Set exercise — Without skipping anything, write out each record below exactly.
* BEGIN Input data *
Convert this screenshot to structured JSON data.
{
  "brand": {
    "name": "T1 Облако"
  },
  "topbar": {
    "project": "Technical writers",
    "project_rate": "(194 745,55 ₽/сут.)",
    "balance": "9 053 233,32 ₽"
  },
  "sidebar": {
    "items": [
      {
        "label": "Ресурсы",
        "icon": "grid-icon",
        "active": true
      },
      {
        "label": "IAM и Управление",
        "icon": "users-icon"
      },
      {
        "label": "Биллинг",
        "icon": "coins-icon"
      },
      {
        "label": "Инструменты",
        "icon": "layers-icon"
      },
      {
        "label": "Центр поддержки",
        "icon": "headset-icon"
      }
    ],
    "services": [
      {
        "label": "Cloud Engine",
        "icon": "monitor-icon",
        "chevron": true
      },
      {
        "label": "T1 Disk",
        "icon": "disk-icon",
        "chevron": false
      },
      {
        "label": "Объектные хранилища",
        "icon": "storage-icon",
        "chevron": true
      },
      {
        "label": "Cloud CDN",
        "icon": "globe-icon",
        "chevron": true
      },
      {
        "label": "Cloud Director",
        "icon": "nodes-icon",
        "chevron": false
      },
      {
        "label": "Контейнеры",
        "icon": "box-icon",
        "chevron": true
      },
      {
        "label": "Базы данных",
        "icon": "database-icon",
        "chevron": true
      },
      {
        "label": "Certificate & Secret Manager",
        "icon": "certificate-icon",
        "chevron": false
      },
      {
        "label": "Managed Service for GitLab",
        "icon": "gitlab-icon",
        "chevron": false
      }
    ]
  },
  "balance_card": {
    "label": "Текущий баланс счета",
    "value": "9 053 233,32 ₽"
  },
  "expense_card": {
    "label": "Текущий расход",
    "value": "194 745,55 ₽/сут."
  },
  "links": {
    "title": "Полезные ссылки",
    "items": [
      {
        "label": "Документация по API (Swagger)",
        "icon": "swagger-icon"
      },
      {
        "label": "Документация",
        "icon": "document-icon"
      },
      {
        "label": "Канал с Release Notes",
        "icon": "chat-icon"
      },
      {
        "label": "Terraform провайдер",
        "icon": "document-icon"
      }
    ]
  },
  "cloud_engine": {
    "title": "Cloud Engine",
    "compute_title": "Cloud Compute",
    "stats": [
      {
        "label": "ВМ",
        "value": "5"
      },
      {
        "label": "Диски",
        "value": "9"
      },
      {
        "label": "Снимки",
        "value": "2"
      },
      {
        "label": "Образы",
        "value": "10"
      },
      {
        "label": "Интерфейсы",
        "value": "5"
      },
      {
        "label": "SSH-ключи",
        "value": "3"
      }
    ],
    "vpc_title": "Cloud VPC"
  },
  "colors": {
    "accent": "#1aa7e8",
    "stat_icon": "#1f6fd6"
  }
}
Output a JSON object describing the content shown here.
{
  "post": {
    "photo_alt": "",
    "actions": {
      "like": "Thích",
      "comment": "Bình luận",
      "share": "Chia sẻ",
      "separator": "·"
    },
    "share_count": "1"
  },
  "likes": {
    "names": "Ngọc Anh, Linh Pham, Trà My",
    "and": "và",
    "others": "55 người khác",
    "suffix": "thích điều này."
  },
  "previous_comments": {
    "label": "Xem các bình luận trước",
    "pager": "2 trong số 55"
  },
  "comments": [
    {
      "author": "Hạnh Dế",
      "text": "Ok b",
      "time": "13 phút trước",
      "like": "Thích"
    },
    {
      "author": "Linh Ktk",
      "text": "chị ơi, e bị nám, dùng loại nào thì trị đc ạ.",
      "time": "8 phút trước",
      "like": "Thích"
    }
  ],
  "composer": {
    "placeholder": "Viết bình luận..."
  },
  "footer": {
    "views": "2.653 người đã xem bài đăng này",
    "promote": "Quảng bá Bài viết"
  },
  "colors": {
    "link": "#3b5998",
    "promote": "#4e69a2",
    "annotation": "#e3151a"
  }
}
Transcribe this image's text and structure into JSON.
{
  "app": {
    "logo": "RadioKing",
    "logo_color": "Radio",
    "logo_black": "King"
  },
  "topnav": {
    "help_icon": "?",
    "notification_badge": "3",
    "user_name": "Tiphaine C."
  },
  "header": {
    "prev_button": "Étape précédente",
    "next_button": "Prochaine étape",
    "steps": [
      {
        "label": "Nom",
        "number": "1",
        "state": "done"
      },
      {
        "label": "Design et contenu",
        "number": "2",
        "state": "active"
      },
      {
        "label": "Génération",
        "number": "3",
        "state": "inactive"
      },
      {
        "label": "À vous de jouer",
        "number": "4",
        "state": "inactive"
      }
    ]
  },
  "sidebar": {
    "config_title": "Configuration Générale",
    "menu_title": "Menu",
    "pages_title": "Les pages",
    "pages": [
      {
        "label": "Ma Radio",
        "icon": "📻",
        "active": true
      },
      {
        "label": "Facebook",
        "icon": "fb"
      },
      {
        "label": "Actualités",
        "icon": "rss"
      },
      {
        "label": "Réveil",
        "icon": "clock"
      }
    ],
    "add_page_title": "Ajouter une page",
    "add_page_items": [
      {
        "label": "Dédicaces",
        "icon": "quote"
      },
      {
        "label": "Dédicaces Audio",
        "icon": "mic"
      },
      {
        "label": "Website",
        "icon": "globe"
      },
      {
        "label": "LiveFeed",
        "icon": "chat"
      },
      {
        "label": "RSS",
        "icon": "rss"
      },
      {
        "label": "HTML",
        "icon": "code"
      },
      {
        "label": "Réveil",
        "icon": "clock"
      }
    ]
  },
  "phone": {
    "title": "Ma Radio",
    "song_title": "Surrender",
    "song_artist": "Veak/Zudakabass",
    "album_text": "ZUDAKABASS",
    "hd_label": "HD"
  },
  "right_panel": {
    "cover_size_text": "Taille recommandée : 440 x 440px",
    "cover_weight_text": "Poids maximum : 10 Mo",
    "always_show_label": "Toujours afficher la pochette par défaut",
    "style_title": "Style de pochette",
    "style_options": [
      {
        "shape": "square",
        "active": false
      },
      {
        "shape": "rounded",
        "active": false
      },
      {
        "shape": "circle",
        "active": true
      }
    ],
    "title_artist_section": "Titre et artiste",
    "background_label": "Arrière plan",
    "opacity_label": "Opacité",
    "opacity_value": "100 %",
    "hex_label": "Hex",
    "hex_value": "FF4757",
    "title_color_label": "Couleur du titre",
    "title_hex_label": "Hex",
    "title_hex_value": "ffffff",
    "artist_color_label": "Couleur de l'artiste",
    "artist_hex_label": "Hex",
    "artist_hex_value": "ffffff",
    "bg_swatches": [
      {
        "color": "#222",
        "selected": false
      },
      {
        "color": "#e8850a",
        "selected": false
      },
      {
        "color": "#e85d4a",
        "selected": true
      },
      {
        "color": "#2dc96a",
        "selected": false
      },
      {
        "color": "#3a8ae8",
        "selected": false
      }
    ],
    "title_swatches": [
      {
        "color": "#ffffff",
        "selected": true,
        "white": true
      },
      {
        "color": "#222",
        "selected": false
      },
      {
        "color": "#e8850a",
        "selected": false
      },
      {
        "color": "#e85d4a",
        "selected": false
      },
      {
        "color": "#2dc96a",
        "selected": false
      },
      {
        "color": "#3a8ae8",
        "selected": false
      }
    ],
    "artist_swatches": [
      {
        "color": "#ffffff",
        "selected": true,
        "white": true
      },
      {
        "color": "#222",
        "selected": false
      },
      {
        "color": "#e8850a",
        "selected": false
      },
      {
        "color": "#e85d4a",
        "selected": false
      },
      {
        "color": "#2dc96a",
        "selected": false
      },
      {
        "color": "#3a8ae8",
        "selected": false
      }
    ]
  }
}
* END Input data *
Task response —
Convert this screenshot to structured JSON data.
{
  "brand": {
    "name": "T1 Облако"
  },
  "topbar": {
    "project": "Technical writers",
    "project_rate": "(194 745,55 ₽/сут.)",
    "balance": "9 053 233,32 ₽"
  },
  "sidebar": {
    "items": [
      {
        "label": "Ресурсы",
        "icon": "grid-icon",
        "active": true
      },
      {
        "label": "IAM и Управление",
        "icon": "users-icon"
      },
      {
        "label": "Биллинг",
        "icon": "coins-icon"
      },
      {
        "label": "Инструменты",
        "icon": "layers-icon"
      },
      {
        "label": "Центр поддержки",
        "icon": "headset-icon"
      }
    ],
    "services": [
      {
        "label": "Cloud Engine",
        "icon": "monitor-icon",
        "chevron": true
      },
      {
        "label": "T1 Disk",
        "icon": "disk-icon",
        "chevron": false
      },
      {
        "label": "Объектные хранилища",
        "icon": "storage-icon",
        "chevron": true
      },
      {
        "label": "Cloud CDN",
        "icon": "globe-icon",
        "chevron": true
      },
      {
        "label": "Cloud Director",
        "icon": "nodes-icon",
        "chevron": false
      },
      {
        "label": "Контейнеры",
        "icon": "box-icon",
        "chevron": true
      },
      {
        "label": "Базы данных",
        "icon": "database-icon",
        "chevron": true
      },
      {
        "label": "Certificate & Secret Manager",
        "icon": "certificate-icon",
        "chevron": false
      },
      {
        "label": "Managed Service for GitLab",
        "icon": "gitlab-icon",
        "chevron": false
      }
    ]
  },
  "balance_card": {
    "label": "Текущий баланс счета",
    "value": "9 053 233,32 ₽"
  },
  "expense_card": {
    "label": "Текущий расход",
    "value": "194 745,55 ₽/сут."
  },
  "links": {
    "title": "Полезные ссылки",
    "items": [
      {
        "label": "Документация по API (Swagger)",
        "icon": "swagger-icon"
      },
      {
        "label": "Документация",
        "icon": "document-icon"
      },
      {
        "label": "Канал с Release Notes",
        "icon": "chat-icon"
      },
      {
        "label": "Terraform провайдер",
        "icon": "document-icon"
      }
    ]
  },
  "cloud_engine": {
    "title": "Cloud Engine",
    "compute_title": "Cloud Compute",
    "stats": [
      {
        "label": "ВМ",
        "value": "5"
      },
      {
        "label": "Диски",
        "value": "9"
      },
      {
        "label": "Снимки",
        "value": "2"
      },
      {
        "label": "Образы",
        "value": "10"
      },
      {
        "label": "Интерфейсы",
        "value": "5"
      },
      {
        "label": "SSH-ключи",
        "value": "3"
      }
    ],
    "vpc_title": "Cloud VPC"
  },
  "colors": {
    "accent": "#1aa7e8",
    "stat_icon": "#1f6fd6"
  }
}
Output a JSON object describing the content shown here.
{
  "post": {
    "photo_alt": "",
    "actions": {
      "like": "Thích",
      "comment": "Bình luận",
      "share": "Chia sẻ",
      "separator": "·"
    },
    "share_count": "1"
  },
  "likes": {
    "names": "Ngọc Anh, Linh Pham, Trà My",
    "and": "và",
    "others": "55 người khác",
    "suffix": "thích điều này."
  },
  "previous_comments": {
    "label": "Xem các bình luận trước",
    "pager": "2 trong số 55"
  },
  "comments": [
    {
      "author": "Hạnh Dế",
      "text": "Ok b",
      "time": "13 phút trước",
      "like": "Thích"
    },
    {
      "author": "Linh Ktk",
      "text": "chị ơi, e bị nám, dùng loại nào thì trị đc ạ.",
      "time": "8 phút trước",
      "like": "Thích"
    }
  ],
  "composer": {
    "placeholder": "Viết bình luận..."
  },
  "footer": {
    "views": "2.653 người đã xem bài đăng này",
    "promote": "Quảng bá Bài viết"
  },
  "colors": {
    "link": "#3b5998",
    "promote": "#4e69a2",
    "annotation": "#e3151a"
  }
}
Transcribe this image's text and structure into JSON.
{
  "app": {
    "logo": "RadioKing",
    "logo_color": "Radio",
    "logo_black": "King"
  },
  "topnav": {
    "help_icon": "?",
    "notification_badge": "3",
    "user_name": "Tiphaine C."
  },
  "header": {
    "prev_button": "Étape précédente",
    "next_button": "Prochaine étape",
    "steps": [
      {
        "label": "Nom",
        "number": "1",
        "state": "done"
      },
      {
        "label": "Design et contenu",
        "number": "2",
        "state": "active"
      },
      {
        "label": "Génération",
        "number": "3",
        "state": "inactive"
      },
      {
        "label": "À vous de jouer",
        "number": "4",
        "state": "inactive"
      }
    ]
  },
  "sidebar": {
    "config_title": "Configuration Générale",
    "menu_title": "Menu",
    "pages_title": "Les pages",
    "pages": [
      {
        "label": "Ma Radio",
        "icon": "📻",
        "active": true
      },
      {
        "label": "Facebook",
        "icon": "fb"
      },
      {
        "label": "Actualités",
        "icon": "rss"
      },
      {
        "label": "Réveil",
        "icon": "clock"
      }
    ],
    "add_page_title": "Ajouter une page",
    "add_page_items": [
      {
        "label": "Dédicaces",
        "icon": "quote"
      },
      {
        "label": "Dédicaces Audio",
        "icon": "mic"
      },
      {
        "label": "Website",
        "icon": "globe"
      },
      {
        "label": "LiveFeed",
        "icon": "chat"
      },
      {
        "label": "RSS",
        "icon": "rss"
      },
      {
        "label": "HTML",
        "icon": "code"
      },
      {
        "label": "Réveil",
        "icon": "clock"
      }
    ]
  },
  "phone": {
    "title": "Ma Radio",
    "song_title": "Surrender",
    "song_artist": "Veak/Zudakabass",
    "album_text": "ZUDAKABASS",
    "hd_label": "HD"
  },
  "right_panel": {
    "cover_size_text": "Taille recommandée : 440 x 440px",
    "cover_weight_text": "Poids maximum : 10 Mo",
    "always_show_label": "Toujours afficher la pochette par défaut",
    "style_title": "Style de pochette",
    "style_options": [
      {
        "shape": "square",
        "active": false
      },
      {
        "shape": "rounded",
        "active": false
      },
      {
        "shape": "circle",
        "active": true
      }
    ],
    "title_artist_section": "Titre et artiste",
    "background_label": "Arrière plan",
    "opacity_label": "Opacité",
    "opacity_value": "100 %",
    "hex_label": "Hex",
    "hex_value": "FF4757",
    "title_color_label": "Couleur du titre",
    "title_hex_label": "Hex",
    "title_hex_value": "ffffff",
    "artist_color_label": "Couleur de l'artiste",
    "artist_hex_label": "Hex",
    "artist_hex_value": "ffffff",
    "bg_swatches": [
      {
        "color": "#222",
        "selected": false
      },
      {
        "color": "#e8850a",
        "selected": false
      },
      {
        "color": "#e85d4a",
        "selected": true
      },
      {
        "color": "#2dc96a",
        "selected": false
      },
      {
        "color": "#3a8ae8",
        "selected": false
      }
    ],
    "title_swatches": [
      {
        "color": "#ffffff",
        "selected": true,
        "white": true
      },
      {
        "color": "#222",
        "selected": false
      },
      {
        "color": "#e8850a",
        "selected": false
      },
      {
        "color": "#e85d4a",
        "selected": false
      },
      {
        "color": "#2dc96a",
        "selected": false
      },
      {
        "color": "#3a8ae8",
        "selected": false
      }
    ],
    "artist_swatches": [
      {
        "color": "#ffffff",
        "selected": true,
        "white": true
      },
      {
        "color": "#222",
        "selected": false
      },
      {
        "color": "#e8850a",
        "selected": false
      },
      {
        "color": "#e85d4a",
        "selected": false
      },
      {
        "color": "#2dc96a",
        "selected": false
      },
      {
        "color": "#3a8ae8",
        "selected": false
      }
    ]
  }
}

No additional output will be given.